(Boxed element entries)
** begin **

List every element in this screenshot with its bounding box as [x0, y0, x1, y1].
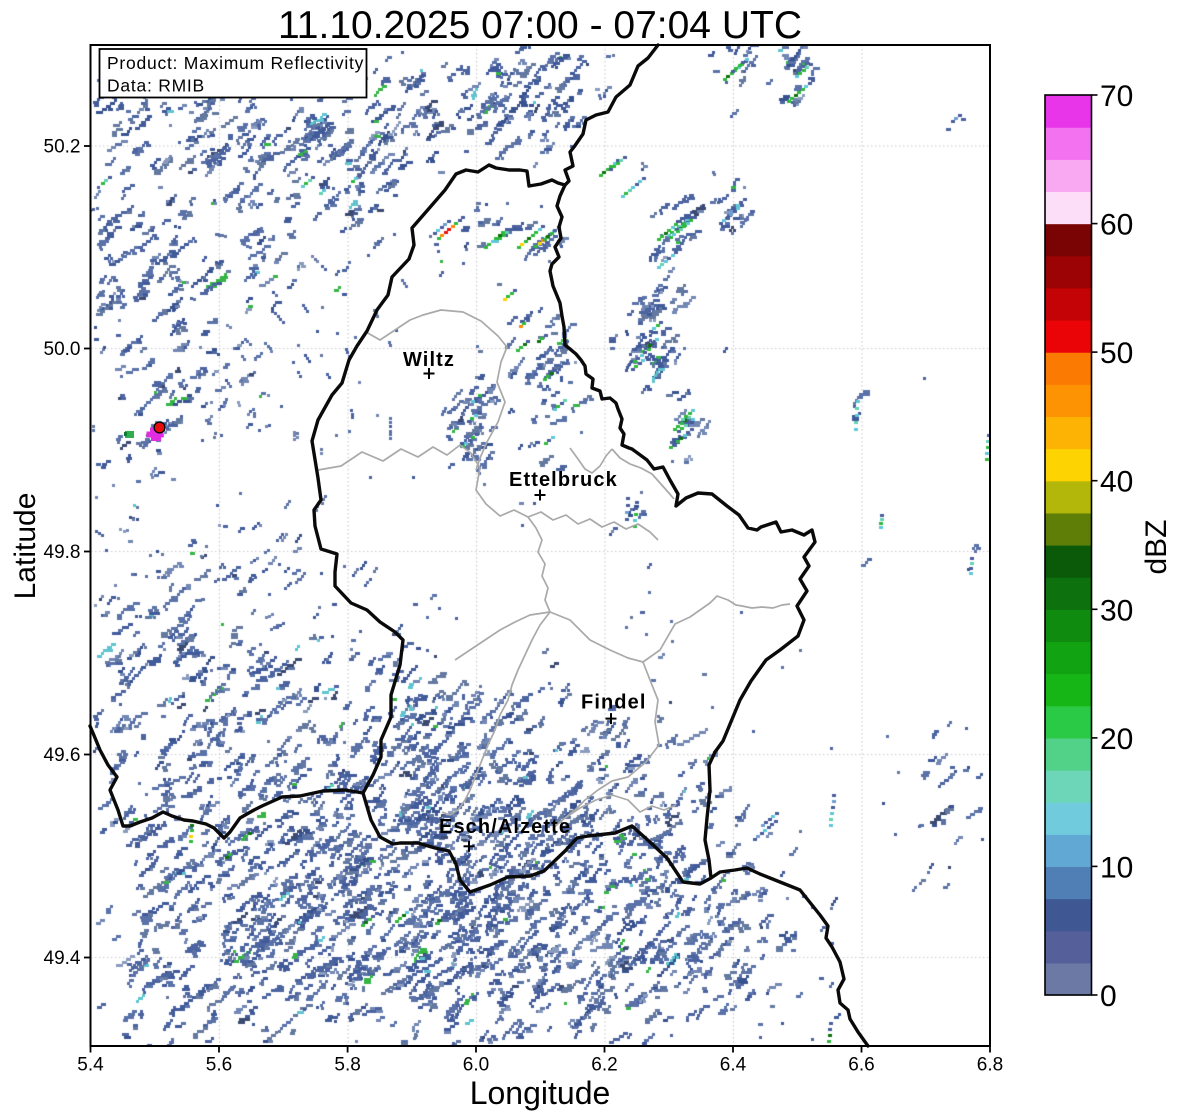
svg-text:Esch/Alzette: Esch/Alzette [439, 816, 571, 838]
svg-text:11.10.2025 07:00 - 07:04 UTC: 11.10.2025 07:00 - 07:04 UTC [278, 4, 802, 47]
svg-text:5.4: 5.4 [77, 1055, 104, 1076]
svg-text:40: 40 [1100, 466, 1133, 499]
svg-text:Product: Maximum Reflectivity: Product: Maximum Reflectivity [107, 53, 364, 73]
svg-text:70: 70 [1100, 80, 1133, 113]
svg-text:Wiltz: Wiltz [403, 349, 455, 371]
svg-text:50.2: 50.2 [44, 137, 81, 158]
svg-text:60: 60 [1100, 209, 1133, 242]
svg-text:6.4: 6.4 [720, 1055, 747, 1076]
svg-text:6.0: 6.0 [463, 1055, 489, 1076]
svg-text:20: 20 [1100, 723, 1133, 756]
svg-text:Latitude: Latitude [9, 493, 42, 600]
svg-text:0: 0 [1100, 980, 1117, 1013]
svg-text:dBZ: dBZ [1140, 519, 1173, 574]
svg-text:Ettelbruck: Ettelbruck [509, 469, 618, 491]
svg-text:Findel: Findel [581, 692, 647, 714]
svg-text:Longitude: Longitude [470, 1075, 611, 1111]
svg-text:6.8: 6.8 [977, 1055, 1003, 1076]
svg-text:5.6: 5.6 [206, 1055, 232, 1076]
svg-text:49.6: 49.6 [44, 745, 81, 766]
svg-text:49.4: 49.4 [44, 948, 81, 969]
svg-text:10: 10 [1100, 851, 1133, 884]
svg-text:50: 50 [1100, 337, 1133, 370]
svg-text:5.8: 5.8 [334, 1055, 360, 1076]
svg-text:30: 30 [1100, 594, 1133, 627]
svg-text:50.0: 50.0 [44, 339, 81, 360]
svg-text:49.8: 49.8 [44, 542, 81, 563]
svg-text:6.6: 6.6 [848, 1055, 874, 1076]
svg-text:Data: RMIB: Data: RMIB [107, 76, 205, 96]
svg-text:6.2: 6.2 [591, 1055, 617, 1076]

** end **

◆ **Challenge**: Output the lines of the material from the one containing "svg-text:Esch/Alzette: Esch/Alzette [439, 816, 571, 838]" through the one containing "svg-text:30: 30 [1100, 594, 1133, 627]", both included, as a Markdown table with the columns Row and Line, leaving out blank lines. Row holds a running number and Line holds the line.

◆ **Exercise response**:
| Row | Line |
|---|---|
| 1 | svg-text:Esch/Alzette: Esch/Alzette [439, 816, 571, 838] |
| 2 | svg-text:11.10.2025 07:00 - 07:04 UTC: 11.10.2025 07:00 - 07:04 UTC [278, 4, 802, 47] |
| 3 | svg-text:5.4: 5.4 [77, 1055, 104, 1076] |
| 4 | svg-text:40: 40 [1100, 466, 1133, 499] |
| 5 | svg-text:Product: Maximum Reflectivity: Product: Maximum Reflectivity [107, 53, 364, 73] |
| 6 | svg-text:70: 70 [1100, 80, 1133, 113] |
| 7 | svg-text:Wiltz: Wiltz [403, 349, 455, 371] |
| 8 | svg-text:50.2: 50.2 [44, 137, 81, 158] |
| 9 | svg-text:60: 60 [1100, 209, 1133, 242] |
| 10 | svg-text:6.4: 6.4 [720, 1055, 747, 1076] |
| 11 | svg-text:6.0: 6.0 [463, 1055, 489, 1076] |
| 12 | svg-text:20: 20 [1100, 723, 1133, 756] |
| 13 | svg-text:Latitude: Latitude [9, 493, 42, 600] |
| 14 | svg-text:0: 0 [1100, 980, 1117, 1013] |
| 15 | svg-text:dBZ: dBZ [1140, 519, 1173, 574] |
| 16 | svg-text:Ettelbruck: Ettelbruck [509, 469, 618, 491] |
| 17 | svg-text:Findel: Findel [581, 692, 647, 714] |
| 18 | svg-text:Longitude: Longitude [470, 1075, 611, 1111] |
| 19 | svg-text:6.8: 6.8 [977, 1055, 1003, 1076] |
| 20 | svg-text:5.6: 5.6 [206, 1055, 232, 1076] |
| 21 | svg-text:49.6: 49.6 [44, 745, 81, 766] |
| 22 | svg-text:49.4: 49.4 [44, 948, 81, 969] |
| 23 | svg-text:10: 10 [1100, 851, 1133, 884] |
| 24 | svg-text:50: 50 [1100, 337, 1133, 370] |
| 25 | svg-text:5.8: 5.8 [334, 1055, 360, 1076] |
| 26 | svg-text:30: 30 [1100, 594, 1133, 627] |